→ **Stated exercise**: Your task is to count the lines of the entries below that include the word "circle" and to give only the resulting number.
↓
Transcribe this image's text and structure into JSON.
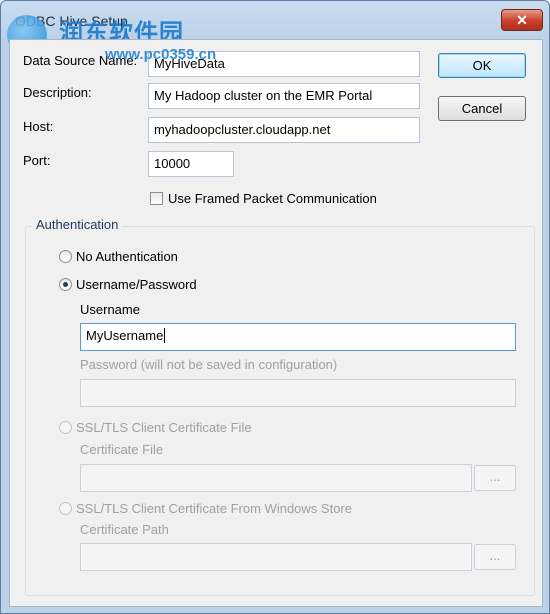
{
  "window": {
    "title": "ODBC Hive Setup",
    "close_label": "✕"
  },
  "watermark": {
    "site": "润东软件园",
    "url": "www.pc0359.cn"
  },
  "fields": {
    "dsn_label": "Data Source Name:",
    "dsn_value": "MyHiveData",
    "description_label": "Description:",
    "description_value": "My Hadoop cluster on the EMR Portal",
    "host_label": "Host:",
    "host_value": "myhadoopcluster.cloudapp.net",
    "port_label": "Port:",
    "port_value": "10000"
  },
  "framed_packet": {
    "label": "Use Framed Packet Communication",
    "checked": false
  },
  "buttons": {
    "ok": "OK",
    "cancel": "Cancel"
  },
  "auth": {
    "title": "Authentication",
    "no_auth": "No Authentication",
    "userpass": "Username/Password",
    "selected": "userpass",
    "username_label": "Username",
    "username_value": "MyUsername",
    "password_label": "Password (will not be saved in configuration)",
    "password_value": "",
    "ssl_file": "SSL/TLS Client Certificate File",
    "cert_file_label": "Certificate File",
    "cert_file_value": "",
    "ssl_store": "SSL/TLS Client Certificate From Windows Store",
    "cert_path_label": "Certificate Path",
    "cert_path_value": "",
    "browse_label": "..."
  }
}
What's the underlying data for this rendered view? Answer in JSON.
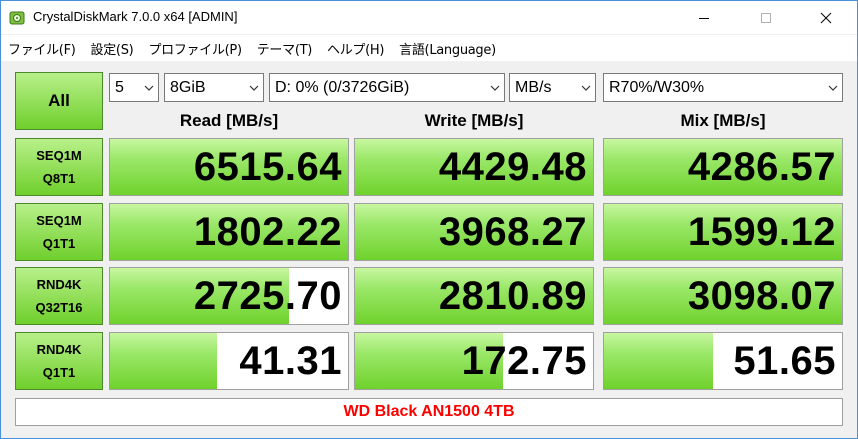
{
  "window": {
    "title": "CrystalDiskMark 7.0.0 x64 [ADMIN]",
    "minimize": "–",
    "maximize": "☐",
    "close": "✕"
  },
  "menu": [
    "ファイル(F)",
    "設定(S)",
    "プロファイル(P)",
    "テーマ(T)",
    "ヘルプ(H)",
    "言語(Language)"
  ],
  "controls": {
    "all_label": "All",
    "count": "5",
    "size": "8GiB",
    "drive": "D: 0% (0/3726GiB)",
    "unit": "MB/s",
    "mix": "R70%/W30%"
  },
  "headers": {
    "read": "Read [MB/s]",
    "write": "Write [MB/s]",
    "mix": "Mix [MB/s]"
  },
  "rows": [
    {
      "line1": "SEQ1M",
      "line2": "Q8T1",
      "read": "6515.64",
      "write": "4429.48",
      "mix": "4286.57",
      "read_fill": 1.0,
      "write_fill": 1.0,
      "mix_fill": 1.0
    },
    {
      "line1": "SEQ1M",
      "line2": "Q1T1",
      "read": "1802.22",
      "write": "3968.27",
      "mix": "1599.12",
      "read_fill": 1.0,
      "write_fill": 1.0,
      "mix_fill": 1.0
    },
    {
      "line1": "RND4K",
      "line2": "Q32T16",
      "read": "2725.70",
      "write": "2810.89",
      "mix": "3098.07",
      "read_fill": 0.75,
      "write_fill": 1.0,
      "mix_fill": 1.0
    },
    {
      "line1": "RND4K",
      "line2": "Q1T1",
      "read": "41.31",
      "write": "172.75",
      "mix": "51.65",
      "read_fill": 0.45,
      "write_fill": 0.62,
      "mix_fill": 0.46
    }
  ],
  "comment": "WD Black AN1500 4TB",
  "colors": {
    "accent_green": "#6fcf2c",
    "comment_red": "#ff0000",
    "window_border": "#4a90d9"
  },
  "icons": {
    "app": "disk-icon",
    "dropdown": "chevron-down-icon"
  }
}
↑
↓
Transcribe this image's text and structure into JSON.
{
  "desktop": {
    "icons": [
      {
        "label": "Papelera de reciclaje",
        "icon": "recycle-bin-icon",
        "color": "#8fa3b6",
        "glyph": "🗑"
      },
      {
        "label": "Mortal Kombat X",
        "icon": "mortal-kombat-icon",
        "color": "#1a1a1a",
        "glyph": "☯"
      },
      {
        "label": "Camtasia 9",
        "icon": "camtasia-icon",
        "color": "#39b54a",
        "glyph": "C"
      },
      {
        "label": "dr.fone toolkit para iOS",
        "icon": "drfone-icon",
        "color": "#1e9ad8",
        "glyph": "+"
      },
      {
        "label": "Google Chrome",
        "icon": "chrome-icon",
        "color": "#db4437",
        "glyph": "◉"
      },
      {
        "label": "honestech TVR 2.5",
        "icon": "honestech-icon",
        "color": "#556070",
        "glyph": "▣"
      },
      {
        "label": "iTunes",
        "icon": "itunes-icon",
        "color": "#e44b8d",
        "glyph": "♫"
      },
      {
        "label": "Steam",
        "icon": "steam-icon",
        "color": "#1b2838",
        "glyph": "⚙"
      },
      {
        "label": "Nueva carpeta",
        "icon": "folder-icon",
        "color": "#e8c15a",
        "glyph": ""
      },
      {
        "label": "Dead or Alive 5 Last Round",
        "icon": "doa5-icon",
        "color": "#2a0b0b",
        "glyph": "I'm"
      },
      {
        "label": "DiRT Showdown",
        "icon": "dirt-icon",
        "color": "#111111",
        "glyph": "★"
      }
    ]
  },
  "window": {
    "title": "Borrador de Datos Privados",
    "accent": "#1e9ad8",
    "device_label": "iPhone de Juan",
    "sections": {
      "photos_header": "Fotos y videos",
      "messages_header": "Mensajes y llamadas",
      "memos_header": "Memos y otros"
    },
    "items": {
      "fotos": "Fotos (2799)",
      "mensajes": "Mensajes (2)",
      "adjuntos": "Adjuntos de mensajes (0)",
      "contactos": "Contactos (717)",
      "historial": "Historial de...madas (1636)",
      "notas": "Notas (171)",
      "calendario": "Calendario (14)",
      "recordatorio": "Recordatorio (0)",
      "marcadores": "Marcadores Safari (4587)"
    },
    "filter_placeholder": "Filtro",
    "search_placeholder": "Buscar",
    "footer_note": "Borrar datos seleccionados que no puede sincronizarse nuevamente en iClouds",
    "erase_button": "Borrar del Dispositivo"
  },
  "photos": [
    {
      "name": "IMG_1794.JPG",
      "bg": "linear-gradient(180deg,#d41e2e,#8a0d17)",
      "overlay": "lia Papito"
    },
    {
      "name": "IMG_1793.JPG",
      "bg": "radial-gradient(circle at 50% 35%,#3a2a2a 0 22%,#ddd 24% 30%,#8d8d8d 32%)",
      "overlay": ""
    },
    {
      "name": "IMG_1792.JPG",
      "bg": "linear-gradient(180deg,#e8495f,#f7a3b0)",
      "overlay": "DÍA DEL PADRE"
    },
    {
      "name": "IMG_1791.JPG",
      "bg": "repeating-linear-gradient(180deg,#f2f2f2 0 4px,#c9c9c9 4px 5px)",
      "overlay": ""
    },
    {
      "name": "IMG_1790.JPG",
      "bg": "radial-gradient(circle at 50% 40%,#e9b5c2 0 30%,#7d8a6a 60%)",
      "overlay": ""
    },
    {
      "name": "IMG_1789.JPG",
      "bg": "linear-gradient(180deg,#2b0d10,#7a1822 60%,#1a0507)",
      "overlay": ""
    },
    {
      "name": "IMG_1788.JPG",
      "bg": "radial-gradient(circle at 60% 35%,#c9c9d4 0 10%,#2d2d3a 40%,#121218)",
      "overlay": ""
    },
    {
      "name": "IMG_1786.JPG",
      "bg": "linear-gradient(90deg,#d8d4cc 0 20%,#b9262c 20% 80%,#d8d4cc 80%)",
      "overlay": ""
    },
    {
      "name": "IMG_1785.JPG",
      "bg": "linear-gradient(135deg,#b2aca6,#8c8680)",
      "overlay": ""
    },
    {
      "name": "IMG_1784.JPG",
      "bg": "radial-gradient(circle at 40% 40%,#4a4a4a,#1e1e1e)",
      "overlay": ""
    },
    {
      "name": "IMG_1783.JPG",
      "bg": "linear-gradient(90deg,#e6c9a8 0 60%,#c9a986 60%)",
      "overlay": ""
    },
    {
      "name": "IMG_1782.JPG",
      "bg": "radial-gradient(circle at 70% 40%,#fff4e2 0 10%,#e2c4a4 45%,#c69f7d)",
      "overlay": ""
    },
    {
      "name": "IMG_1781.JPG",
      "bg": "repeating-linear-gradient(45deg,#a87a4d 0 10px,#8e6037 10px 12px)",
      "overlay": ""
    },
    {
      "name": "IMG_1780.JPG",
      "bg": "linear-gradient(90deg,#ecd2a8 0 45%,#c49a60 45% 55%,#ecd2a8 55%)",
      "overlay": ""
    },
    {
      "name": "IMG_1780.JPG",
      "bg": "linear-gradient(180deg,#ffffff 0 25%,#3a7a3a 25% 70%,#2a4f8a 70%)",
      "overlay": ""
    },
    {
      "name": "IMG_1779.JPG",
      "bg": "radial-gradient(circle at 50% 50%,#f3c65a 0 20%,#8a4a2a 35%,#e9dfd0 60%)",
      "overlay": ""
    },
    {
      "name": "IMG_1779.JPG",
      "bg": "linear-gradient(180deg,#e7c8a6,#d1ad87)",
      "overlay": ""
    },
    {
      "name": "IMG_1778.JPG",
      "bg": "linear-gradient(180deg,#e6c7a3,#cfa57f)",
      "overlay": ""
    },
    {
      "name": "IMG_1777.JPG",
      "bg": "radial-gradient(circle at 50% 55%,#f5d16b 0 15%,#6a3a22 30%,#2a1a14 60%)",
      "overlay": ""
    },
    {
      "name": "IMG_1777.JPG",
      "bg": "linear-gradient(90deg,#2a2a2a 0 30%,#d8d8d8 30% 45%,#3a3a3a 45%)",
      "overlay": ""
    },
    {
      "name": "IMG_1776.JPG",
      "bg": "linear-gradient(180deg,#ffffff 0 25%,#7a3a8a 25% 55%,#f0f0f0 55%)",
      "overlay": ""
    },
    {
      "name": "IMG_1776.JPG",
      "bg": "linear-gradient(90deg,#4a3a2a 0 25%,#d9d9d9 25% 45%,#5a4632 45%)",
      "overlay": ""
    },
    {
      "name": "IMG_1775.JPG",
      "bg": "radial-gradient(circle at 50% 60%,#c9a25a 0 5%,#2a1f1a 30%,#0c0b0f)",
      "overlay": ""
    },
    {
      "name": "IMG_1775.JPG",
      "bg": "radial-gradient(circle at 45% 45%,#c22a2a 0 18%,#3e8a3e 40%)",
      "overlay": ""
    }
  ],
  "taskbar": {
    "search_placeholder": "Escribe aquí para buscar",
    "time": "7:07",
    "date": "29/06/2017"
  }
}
↑
↓
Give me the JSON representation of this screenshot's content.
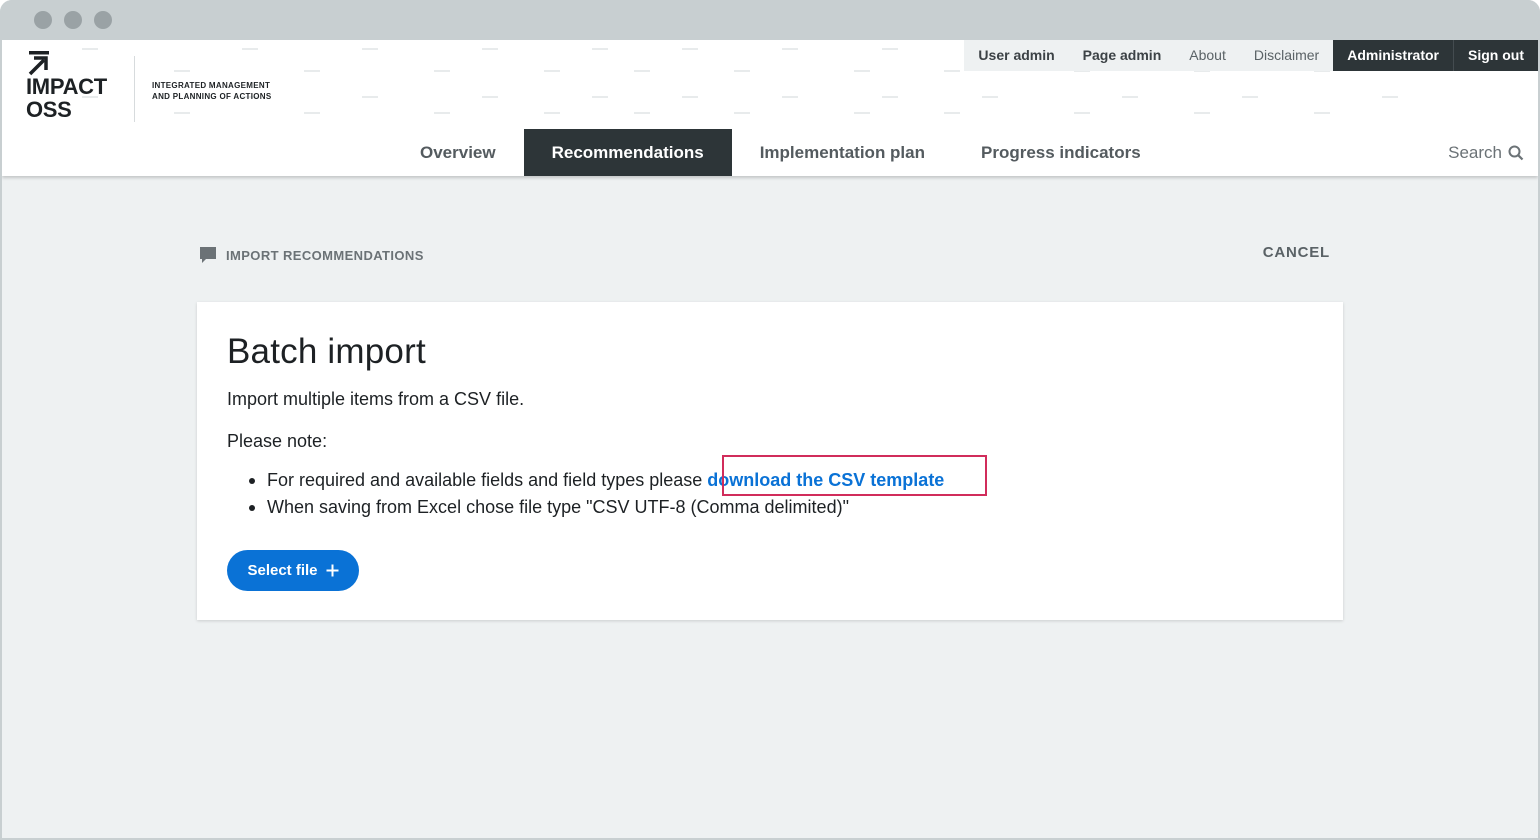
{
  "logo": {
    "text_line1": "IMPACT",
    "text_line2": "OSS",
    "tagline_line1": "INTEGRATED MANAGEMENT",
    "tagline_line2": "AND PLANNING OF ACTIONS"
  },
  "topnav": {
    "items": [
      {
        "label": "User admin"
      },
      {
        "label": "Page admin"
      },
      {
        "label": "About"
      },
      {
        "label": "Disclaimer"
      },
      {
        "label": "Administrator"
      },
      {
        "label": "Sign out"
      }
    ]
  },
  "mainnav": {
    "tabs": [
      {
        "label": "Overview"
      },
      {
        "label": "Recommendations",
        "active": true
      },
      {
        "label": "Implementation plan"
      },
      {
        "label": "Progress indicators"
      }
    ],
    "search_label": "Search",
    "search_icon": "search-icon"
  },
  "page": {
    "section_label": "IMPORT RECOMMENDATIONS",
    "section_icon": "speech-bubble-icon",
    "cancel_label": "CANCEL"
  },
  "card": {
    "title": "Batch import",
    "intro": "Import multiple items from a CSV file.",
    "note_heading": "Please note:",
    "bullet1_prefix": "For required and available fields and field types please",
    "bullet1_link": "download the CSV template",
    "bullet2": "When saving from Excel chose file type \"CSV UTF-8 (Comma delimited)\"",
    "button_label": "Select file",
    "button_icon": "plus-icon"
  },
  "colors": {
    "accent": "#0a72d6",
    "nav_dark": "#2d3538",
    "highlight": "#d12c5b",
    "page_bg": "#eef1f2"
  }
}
↑
→ **Exercise output**: 9